> **Directions for this task**:
Gather up every line that includes the string "title".

> **Input data**:
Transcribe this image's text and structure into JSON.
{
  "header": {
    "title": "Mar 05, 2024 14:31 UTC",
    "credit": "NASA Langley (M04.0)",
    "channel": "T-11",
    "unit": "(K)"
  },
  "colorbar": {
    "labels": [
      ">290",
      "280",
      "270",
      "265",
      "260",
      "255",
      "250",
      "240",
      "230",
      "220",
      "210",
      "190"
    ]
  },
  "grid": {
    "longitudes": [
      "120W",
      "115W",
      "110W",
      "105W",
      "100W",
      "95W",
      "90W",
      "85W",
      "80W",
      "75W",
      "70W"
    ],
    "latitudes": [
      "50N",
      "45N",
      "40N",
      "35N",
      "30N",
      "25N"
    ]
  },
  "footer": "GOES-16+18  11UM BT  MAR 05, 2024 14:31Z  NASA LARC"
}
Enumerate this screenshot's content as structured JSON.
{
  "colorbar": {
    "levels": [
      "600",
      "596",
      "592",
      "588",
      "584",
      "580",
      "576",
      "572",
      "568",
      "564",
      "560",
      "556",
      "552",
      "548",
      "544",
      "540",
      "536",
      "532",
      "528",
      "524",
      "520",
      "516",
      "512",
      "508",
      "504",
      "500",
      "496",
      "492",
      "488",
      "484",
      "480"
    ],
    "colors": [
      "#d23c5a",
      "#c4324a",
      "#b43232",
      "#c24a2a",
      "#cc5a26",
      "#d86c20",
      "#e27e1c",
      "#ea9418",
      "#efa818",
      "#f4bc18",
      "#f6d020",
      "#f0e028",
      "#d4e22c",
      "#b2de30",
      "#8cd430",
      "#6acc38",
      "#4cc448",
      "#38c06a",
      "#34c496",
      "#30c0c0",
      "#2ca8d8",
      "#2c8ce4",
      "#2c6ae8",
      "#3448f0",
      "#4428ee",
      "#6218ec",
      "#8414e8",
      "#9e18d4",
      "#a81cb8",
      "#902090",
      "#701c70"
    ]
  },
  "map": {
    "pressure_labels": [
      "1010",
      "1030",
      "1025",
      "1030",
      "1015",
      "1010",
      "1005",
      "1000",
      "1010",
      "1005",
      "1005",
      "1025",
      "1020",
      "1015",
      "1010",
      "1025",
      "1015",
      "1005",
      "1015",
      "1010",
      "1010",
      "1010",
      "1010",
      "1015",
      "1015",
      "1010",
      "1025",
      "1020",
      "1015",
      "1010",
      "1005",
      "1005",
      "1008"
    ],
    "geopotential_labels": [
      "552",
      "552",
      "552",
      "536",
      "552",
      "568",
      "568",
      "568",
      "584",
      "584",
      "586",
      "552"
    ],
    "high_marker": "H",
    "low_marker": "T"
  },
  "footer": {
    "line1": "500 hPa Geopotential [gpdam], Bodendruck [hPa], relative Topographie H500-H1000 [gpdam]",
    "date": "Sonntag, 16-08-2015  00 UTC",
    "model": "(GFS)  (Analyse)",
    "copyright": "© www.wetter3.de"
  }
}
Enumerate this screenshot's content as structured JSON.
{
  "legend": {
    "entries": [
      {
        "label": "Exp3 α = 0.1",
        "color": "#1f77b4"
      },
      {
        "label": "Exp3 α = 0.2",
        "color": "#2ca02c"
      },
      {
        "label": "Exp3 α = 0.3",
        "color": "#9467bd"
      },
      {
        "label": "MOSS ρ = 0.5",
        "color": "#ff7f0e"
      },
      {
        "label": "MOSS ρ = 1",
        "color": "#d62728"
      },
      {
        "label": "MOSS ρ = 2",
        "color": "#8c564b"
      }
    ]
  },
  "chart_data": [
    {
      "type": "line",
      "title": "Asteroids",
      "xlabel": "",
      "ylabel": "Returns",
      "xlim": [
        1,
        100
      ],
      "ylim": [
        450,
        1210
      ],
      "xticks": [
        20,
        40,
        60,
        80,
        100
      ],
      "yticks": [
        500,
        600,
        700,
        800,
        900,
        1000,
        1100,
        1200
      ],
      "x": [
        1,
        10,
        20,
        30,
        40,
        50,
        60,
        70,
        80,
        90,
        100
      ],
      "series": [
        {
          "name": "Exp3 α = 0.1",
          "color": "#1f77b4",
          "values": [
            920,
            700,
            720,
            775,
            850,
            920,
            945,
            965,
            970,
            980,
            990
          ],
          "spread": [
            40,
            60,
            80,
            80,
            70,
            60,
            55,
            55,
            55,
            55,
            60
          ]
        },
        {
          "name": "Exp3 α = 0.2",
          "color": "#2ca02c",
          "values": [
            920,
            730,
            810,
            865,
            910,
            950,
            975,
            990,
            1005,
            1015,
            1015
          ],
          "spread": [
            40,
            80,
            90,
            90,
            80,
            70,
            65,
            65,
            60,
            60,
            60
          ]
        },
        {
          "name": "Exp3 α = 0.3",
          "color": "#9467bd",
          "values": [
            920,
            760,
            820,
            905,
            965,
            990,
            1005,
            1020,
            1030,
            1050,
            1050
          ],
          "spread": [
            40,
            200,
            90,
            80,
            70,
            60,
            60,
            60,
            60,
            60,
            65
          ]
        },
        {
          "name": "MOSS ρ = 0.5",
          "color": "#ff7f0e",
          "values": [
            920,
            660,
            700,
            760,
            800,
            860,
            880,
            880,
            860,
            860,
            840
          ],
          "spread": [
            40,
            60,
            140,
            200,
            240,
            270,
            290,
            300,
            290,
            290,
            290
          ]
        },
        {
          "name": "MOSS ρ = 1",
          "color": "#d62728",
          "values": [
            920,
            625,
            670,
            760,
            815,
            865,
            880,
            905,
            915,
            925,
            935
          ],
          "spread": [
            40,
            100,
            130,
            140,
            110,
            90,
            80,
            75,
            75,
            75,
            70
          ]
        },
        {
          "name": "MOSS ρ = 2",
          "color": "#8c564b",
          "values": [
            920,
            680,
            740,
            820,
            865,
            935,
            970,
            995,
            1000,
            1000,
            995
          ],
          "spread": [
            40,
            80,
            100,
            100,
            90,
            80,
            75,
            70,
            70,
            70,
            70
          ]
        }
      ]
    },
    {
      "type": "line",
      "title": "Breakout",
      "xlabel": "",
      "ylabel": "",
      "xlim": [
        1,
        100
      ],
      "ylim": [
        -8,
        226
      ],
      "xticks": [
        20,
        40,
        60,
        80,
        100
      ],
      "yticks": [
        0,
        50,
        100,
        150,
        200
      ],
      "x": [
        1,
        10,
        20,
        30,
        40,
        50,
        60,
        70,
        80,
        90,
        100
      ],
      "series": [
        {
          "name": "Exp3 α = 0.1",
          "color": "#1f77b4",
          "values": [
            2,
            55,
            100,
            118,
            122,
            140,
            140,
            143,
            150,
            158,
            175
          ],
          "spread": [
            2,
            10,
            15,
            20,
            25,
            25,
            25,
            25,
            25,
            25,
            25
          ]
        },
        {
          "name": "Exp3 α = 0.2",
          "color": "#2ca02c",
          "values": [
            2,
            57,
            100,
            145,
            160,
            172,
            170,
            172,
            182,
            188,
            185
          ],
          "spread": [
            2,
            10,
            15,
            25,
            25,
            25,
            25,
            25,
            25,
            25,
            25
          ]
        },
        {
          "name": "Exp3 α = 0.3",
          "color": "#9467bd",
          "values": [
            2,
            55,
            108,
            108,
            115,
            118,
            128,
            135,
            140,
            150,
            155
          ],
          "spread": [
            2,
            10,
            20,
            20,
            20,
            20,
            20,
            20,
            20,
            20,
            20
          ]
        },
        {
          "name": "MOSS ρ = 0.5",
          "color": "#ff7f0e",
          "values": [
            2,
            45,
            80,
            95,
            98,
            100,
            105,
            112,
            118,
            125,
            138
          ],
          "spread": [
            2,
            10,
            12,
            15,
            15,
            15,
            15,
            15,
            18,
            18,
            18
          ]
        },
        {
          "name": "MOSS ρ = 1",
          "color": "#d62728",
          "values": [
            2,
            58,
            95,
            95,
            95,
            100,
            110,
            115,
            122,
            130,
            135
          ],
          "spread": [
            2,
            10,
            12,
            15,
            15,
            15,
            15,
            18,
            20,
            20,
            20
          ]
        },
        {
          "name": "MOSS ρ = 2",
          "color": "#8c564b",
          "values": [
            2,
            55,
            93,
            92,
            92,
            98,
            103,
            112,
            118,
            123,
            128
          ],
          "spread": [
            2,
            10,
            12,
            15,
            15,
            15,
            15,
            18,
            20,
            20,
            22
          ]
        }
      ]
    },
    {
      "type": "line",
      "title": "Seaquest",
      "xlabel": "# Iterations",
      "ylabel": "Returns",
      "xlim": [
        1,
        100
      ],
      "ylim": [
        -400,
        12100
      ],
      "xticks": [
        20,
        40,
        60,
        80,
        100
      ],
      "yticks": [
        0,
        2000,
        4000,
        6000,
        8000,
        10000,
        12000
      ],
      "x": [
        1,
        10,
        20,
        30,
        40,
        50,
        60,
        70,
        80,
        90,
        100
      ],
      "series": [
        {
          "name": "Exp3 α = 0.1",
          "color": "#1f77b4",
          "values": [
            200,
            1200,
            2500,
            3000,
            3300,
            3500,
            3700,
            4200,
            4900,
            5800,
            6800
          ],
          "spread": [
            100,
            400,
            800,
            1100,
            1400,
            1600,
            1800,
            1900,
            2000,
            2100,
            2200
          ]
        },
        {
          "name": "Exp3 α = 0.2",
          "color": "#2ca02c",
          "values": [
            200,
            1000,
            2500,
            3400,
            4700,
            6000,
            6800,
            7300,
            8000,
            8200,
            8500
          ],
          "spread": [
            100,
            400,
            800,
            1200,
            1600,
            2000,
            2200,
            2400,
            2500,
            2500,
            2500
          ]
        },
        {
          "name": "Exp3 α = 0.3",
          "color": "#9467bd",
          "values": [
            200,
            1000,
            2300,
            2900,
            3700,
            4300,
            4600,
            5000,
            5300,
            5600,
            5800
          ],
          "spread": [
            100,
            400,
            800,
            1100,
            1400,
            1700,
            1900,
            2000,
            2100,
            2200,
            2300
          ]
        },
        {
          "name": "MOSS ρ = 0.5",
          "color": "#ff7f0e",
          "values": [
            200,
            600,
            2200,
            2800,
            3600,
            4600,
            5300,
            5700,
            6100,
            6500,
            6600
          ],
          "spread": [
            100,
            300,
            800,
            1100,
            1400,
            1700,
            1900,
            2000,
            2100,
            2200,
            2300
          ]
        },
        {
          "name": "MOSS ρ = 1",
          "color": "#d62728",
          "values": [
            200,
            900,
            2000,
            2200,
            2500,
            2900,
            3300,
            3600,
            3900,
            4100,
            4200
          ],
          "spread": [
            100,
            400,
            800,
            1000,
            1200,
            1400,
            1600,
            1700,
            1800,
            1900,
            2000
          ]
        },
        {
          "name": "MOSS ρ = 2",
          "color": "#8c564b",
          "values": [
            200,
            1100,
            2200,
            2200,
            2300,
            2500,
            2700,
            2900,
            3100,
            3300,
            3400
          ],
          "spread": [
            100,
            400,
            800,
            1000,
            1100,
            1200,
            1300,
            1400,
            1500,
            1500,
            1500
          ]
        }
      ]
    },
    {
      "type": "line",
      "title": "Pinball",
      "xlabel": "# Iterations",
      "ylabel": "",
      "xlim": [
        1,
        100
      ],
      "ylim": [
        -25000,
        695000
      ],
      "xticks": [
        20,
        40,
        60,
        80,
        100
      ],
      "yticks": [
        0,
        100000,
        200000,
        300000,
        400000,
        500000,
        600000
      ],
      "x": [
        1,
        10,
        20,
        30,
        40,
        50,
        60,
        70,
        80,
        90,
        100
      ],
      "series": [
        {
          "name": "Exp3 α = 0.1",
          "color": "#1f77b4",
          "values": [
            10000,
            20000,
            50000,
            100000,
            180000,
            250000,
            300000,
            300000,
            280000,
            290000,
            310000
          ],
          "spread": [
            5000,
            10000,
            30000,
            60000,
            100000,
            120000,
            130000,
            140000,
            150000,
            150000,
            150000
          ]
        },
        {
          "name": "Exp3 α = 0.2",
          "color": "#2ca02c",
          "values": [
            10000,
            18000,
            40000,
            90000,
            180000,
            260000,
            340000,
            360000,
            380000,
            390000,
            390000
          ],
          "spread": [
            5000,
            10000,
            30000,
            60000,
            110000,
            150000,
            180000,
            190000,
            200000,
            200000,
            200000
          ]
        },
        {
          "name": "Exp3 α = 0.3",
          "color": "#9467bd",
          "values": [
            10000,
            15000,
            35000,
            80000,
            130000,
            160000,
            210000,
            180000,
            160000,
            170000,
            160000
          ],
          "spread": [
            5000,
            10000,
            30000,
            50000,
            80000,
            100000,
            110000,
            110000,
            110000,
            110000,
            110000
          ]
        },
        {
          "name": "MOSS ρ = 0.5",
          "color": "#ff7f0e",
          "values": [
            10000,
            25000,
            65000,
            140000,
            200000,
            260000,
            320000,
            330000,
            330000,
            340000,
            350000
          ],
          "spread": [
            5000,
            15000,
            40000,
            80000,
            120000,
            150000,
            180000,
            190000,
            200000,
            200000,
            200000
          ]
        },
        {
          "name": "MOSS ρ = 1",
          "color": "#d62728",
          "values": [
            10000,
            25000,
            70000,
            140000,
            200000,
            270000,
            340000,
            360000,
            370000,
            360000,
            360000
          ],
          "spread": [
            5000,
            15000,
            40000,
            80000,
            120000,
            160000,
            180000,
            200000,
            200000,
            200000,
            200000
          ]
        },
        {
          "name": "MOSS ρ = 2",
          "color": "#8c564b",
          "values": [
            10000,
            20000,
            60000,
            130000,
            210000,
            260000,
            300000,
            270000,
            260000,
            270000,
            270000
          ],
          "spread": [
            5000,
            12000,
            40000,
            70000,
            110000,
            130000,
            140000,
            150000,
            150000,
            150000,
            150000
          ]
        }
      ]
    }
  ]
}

> **Reply**:
    "title": "Mar 05, 2024 14:31 UTC",
      "title": "Asteroids",
      "title": "Breakout",
      "title": "Seaquest",
      "title": "Pinball",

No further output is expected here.